● **RECORDS FOR THIS EXERCISE**
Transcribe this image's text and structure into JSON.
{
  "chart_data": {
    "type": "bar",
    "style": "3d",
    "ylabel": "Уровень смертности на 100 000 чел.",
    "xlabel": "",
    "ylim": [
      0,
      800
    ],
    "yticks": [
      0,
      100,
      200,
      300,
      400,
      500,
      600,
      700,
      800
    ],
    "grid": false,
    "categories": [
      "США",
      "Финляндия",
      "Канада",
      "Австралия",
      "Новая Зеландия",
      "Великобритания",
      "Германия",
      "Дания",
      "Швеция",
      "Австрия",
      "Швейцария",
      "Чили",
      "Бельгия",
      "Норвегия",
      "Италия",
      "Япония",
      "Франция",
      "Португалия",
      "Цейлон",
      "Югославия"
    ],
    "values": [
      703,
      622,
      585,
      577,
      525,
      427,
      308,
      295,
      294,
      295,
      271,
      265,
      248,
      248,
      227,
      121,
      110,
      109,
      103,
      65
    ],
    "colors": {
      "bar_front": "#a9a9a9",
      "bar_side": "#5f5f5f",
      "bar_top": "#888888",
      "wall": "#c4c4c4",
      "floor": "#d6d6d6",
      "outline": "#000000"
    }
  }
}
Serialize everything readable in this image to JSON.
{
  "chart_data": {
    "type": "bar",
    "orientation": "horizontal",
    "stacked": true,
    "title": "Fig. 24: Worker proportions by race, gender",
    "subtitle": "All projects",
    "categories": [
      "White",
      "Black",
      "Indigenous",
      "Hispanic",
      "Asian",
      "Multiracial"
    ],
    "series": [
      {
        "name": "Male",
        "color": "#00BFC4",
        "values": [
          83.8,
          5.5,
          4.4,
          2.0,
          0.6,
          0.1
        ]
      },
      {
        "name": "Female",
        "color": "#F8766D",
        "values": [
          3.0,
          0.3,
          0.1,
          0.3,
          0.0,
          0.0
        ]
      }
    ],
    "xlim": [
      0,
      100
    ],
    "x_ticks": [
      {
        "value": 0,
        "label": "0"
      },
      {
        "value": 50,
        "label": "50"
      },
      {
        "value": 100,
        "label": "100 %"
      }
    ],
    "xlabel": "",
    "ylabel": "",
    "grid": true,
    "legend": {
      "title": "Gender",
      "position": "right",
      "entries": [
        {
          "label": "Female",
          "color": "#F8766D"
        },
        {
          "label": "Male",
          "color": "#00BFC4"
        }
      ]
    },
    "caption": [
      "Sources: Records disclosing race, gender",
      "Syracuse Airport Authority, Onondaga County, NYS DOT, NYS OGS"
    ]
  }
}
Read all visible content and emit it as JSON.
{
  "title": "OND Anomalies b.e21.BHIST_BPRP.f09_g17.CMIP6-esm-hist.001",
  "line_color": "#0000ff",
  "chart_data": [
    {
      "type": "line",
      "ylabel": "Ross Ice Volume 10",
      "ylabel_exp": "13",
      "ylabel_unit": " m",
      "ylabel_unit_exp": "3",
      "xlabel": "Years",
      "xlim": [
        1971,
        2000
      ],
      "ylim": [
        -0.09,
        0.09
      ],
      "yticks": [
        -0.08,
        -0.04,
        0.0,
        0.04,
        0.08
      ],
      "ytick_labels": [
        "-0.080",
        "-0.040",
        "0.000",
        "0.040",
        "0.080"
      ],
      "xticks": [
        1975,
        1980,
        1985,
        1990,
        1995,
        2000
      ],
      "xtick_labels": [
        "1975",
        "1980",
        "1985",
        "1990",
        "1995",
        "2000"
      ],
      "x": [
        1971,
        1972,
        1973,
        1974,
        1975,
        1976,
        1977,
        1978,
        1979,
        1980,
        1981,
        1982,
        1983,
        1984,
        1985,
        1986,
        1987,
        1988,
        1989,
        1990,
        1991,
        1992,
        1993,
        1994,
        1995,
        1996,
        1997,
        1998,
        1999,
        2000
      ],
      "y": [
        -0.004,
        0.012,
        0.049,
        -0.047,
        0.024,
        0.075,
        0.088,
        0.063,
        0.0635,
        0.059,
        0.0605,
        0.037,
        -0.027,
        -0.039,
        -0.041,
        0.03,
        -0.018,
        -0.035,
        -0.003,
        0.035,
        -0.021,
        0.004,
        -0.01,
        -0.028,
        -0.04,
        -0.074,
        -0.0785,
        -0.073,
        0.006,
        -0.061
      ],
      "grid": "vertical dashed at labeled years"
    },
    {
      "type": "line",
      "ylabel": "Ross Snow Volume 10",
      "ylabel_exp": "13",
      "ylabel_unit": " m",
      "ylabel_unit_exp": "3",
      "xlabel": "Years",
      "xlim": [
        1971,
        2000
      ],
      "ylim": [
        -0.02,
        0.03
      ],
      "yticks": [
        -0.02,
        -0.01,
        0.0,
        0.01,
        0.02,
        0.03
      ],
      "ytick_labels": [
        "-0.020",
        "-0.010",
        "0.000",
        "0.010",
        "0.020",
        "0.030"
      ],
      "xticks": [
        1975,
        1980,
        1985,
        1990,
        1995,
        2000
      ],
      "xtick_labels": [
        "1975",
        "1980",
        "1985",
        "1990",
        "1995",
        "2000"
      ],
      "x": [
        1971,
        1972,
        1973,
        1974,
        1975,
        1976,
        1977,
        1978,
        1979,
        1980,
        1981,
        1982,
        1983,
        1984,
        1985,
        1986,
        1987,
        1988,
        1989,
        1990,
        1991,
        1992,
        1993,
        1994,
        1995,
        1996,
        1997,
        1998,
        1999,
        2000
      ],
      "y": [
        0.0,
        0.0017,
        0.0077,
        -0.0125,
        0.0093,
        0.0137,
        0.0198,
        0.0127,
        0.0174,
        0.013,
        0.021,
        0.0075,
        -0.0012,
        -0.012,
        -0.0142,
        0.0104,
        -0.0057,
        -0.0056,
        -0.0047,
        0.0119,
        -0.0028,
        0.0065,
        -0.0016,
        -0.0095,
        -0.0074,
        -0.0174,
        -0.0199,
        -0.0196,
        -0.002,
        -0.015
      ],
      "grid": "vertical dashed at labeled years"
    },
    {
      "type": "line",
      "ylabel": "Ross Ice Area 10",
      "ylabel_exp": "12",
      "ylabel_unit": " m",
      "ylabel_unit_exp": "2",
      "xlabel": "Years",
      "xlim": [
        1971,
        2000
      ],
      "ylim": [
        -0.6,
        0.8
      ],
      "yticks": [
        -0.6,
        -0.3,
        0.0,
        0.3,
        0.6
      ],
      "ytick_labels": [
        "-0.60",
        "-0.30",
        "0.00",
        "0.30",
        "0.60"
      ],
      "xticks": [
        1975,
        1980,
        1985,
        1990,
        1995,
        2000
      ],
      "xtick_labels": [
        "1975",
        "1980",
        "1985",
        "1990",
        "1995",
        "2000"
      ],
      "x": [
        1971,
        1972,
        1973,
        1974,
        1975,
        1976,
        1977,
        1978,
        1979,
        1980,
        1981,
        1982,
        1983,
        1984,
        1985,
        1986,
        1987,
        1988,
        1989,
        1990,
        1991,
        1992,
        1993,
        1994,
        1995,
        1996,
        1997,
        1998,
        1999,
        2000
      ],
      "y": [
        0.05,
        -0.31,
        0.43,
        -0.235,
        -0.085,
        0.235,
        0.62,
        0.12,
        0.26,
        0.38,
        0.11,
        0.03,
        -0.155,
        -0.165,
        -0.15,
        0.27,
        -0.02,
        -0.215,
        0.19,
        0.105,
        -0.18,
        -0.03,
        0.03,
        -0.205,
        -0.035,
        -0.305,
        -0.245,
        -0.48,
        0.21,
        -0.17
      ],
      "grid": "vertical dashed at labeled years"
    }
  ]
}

● **TASK OBJECTIVE**
All the data must be duplicated exactly, with nothing added or removed.

● **THE COMPLETED TASK**
Transcribe this image's text and structure into JSON.
{
  "chart_data": {
    "type": "bar",
    "style": "3d",
    "ylabel": "Уровень смертности на 100 000 чел.",
    "xlabel": "",
    "ylim": [
      0,
      800
    ],
    "yticks": [
      0,
      100,
      200,
      300,
      400,
      500,
      600,
      700,
      800
    ],
    "grid": false,
    "categories": [
      "США",
      "Финляндия",
      "Канада",
      "Австралия",
      "Новая Зеландия",
      "Великобритания",
      "Германия",
      "Дания",
      "Швеция",
      "Австрия",
      "Швейцария",
      "Чили",
      "Бельгия",
      "Норвегия",
      "Италия",
      "Япония",
      "Франция",
      "Португалия",
      "Цейлон",
      "Югославия"
    ],
    "values": [
      703,
      622,
      585,
      577,
      525,
      427,
      308,
      295,
      294,
      295,
      271,
      265,
      248,
      248,
      227,
      121,
      110,
      109,
      103,
      65
    ],
    "colors": {
      "bar_front": "#a9a9a9",
      "bar_side": "#5f5f5f",
      "bar_top": "#888888",
      "wall": "#c4c4c4",
      "floor": "#d6d6d6",
      "outline": "#000000"
    }
  }
}
Serialize everything readable in this image to JSON.
{
  "chart_data": {
    "type": "bar",
    "orientation": "horizontal",
    "stacked": true,
    "title": "Fig. 24: Worker proportions by race, gender",
    "subtitle": "All projects",
    "categories": [
      "White",
      "Black",
      "Indigenous",
      "Hispanic",
      "Asian",
      "Multiracial"
    ],
    "series": [
      {
        "name": "Male",
        "color": "#00BFC4",
        "values": [
          83.8,
          5.5,
          4.4,
          2.0,
          0.6,
          0.1
        ]
      },
      {
        "name": "Female",
        "color": "#F8766D",
        "values": [
          3.0,
          0.3,
          0.1,
          0.3,
          0.0,
          0.0
        ]
      }
    ],
    "xlim": [
      0,
      100
    ],
    "x_ticks": [
      {
        "value": 0,
        "label": "0"
      },
      {
        "value": 50,
        "label": "50"
      },
      {
        "value": 100,
        "label": "100 %"
      }
    ],
    "xlabel": "",
    "ylabel": "",
    "grid": true,
    "legend": {
      "title": "Gender",
      "position": "right",
      "entries": [
        {
          "label": "Female",
          "color": "#F8766D"
        },
        {
          "label": "Male",
          "color": "#00BFC4"
        }
      ]
    },
    "caption": [
      "Sources: Records disclosing race, gender",
      "Syracuse Airport Authority, Onondaga County, NYS DOT, NYS OGS"
    ]
  }
}
Read all visible content and emit it as JSON.
{
  "title": "OND Anomalies b.e21.BHIST_BPRP.f09_g17.CMIP6-esm-hist.001",
  "line_color": "#0000ff",
  "chart_data": [
    {
      "type": "line",
      "ylabel": "Ross Ice Volume 10",
      "ylabel_exp": "13",
      "ylabel_unit": " m",
      "ylabel_unit_exp": "3",
      "xlabel": "Years",
      "xlim": [
        1971,
        2000
      ],
      "ylim": [
        -0.09,
        0.09
      ],
      "yticks": [
        -0.08,
        -0.04,
        0.0,
        0.04,
        0.08
      ],
      "ytick_labels": [
        "-0.080",
        "-0.040",
        "0.000",
        "0.040",
        "0.080"
      ],
      "xticks": [
        1975,
        1980,
        1985,
        1990,
        1995,
        2000
      ],
      "xtick_labels": [
        "1975",
        "1980",
        "1985",
        "1990",
        "1995",
        "2000"
      ],
      "x": [
        1971,
        1972,
        1973,
        1974,
        1975,
        1976,
        1977,
        1978,
        1979,
        1980,
        1981,
        1982,
        1983,
        1984,
        1985,
        1986,
        1987,
        1988,
        1989,
        1990,
        1991,
        1992,
        1993,
        1994,
        1995,
        1996,
        1997,
        1998,
        1999,
        2000
      ],
      "y": [
        -0.004,
        0.012,
        0.049,
        -0.047,
        0.024,
        0.075,
        0.088,
        0.063,
        0.0635,
        0.059,
        0.0605,
        0.037,
        -0.027,
        -0.039,
        -0.041,
        0.03,
        -0.018,
        -0.035,
        -0.003,
        0.035,
        -0.021,
        0.004,
        -0.01,
        -0.028,
        -0.04,
        -0.074,
        -0.0785,
        -0.073,
        0.006,
        -0.061
      ],
      "grid": "vertical dashed at labeled years"
    },
    {
      "type": "line",
      "ylabel": "Ross Snow Volume 10",
      "ylabel_exp": "13",
      "ylabel_unit": " m",
      "ylabel_unit_exp": "3",
      "xlabel": "Years",
      "xlim": [
        1971,
        2000
      ],
      "ylim": [
        -0.02,
        0.03
      ],
      "yticks": [
        -0.02,
        -0.01,
        0.0,
        0.01,
        0.02,
        0.03
      ],
      "ytick_labels": [
        "-0.020",
        "-0.010",
        "0.000",
        "0.010",
        "0.020",
        "0.030"
      ],
      "xticks": [
        1975,
        1980,
        1985,
        1990,
        1995,
        2000
      ],
      "xtick_labels": [
        "1975",
        "1980",
        "1985",
        "1990",
        "1995",
        "2000"
      ],
      "x": [
        1971,
        1972,
        1973,
        1974,
        1975,
        1976,
        1977,
        1978,
        1979,
        1980,
        1981,
        1982,
        1983,
        1984,
        1985,
        1986,
        1987,
        1988,
        1989,
        1990,
        1991,
        1992,
        1993,
        1994,
        1995,
        1996,
        1997,
        1998,
        1999,
        2000
      ],
      "y": [
        0.0,
        0.0017,
        0.0077,
        -0.0125,
        0.0093,
        0.0137,
        0.0198,
        0.0127,
        0.0174,
        0.013,
        0.021,
        0.0075,
        -0.0012,
        -0.012,
        -0.0142,
        0.0104,
        -0.0057,
        -0.0056,
        -0.0047,
        0.0119,
        -0.0028,
        0.0065,
        -0.0016,
        -0.0095,
        -0.0074,
        -0.0174,
        -0.0199,
        -0.0196,
        -0.002,
        -0.015
      ],
      "grid": "vertical dashed at labeled years"
    },
    {
      "type": "line",
      "ylabel": "Ross Ice Area 10",
      "ylabel_exp": "12",
      "ylabel_unit": " m",
      "ylabel_unit_exp": "2",
      "xlabel": "Years",
      "xlim": [
        1971,
        2000
      ],
      "ylim": [
        -0.6,
        0.8
      ],
      "yticks": [
        -0.6,
        -0.3,
        0.0,
        0.3,
        0.6
      ],
      "ytick_labels": [
        "-0.60",
        "-0.30",
        "0.00",
        "0.30",
        "0.60"
      ],
      "xticks": [
        1975,
        1980,
        1985,
        1990,
        1995,
        2000
      ],
      "xtick_labels": [
        "1975",
        "1980",
        "1985",
        "1990",
        "1995",
        "2000"
      ],
      "x": [
        1971,
        1972,
        1973,
        1974,
        1975,
        1976,
        1977,
        1978,
        1979,
        1980,
        1981,
        1982,
        1983,
        1984,
        1985,
        1986,
        1987,
        1988,
        1989,
        1990,
        1991,
        1992,
        1993,
        1994,
        1995,
        1996,
        1997,
        1998,
        1999,
        2000
      ],
      "y": [
        0.05,
        -0.31,
        0.43,
        -0.235,
        -0.085,
        0.235,
        0.62,
        0.12,
        0.26,
        0.38,
        0.11,
        0.03,
        -0.155,
        -0.165,
        -0.15,
        0.27,
        -0.02,
        -0.215,
        0.19,
        0.105,
        -0.18,
        -0.03,
        0.03,
        -0.205,
        -0.035,
        -0.305,
        -0.245,
        -0.48,
        0.21,
        -0.17
      ],
      "grid": "vertical dashed at labeled years"
    }
  ]
}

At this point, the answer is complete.